> [Exercise description]:
Tally every line of the material that includes "position", then give the tally and nothing else.

> [The records]:
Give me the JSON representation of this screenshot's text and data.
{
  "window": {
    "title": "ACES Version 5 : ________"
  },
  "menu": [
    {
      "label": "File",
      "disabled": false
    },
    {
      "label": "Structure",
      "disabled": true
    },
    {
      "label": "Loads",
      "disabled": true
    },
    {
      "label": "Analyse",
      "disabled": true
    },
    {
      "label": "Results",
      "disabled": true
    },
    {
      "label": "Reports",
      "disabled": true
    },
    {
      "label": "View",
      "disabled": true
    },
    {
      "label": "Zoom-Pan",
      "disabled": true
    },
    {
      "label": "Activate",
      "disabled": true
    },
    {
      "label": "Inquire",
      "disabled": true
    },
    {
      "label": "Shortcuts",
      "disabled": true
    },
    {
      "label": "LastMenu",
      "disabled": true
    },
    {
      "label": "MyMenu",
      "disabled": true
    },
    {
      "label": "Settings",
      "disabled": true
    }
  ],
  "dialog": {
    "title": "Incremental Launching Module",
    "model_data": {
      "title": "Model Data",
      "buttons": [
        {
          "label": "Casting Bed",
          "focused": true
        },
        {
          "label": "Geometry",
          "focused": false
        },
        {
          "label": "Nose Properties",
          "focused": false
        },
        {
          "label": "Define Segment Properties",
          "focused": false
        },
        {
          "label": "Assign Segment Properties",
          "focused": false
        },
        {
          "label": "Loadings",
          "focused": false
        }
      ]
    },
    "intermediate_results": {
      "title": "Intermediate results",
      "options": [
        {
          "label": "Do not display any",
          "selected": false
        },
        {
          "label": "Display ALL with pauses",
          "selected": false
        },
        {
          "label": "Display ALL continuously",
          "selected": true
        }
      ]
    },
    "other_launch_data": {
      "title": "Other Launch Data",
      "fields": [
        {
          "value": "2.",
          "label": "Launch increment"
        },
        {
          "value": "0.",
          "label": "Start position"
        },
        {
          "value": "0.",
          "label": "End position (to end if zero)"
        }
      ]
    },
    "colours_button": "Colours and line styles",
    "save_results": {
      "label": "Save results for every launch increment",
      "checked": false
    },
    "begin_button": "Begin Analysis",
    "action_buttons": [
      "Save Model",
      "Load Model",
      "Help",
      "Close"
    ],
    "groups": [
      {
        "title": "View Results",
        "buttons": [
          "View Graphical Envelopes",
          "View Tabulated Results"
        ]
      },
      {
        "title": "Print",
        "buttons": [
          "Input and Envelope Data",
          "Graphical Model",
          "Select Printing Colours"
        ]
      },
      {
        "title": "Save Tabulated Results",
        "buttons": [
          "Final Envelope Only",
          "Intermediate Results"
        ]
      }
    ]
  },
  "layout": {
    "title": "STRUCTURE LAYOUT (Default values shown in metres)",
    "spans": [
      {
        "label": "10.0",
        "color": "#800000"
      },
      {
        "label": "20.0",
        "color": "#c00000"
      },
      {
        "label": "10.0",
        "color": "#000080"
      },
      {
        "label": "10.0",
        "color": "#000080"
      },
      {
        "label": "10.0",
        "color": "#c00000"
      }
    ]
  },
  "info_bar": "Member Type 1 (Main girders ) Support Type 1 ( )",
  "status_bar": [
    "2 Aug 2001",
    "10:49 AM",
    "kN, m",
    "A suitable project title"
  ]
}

> [The solution]:
2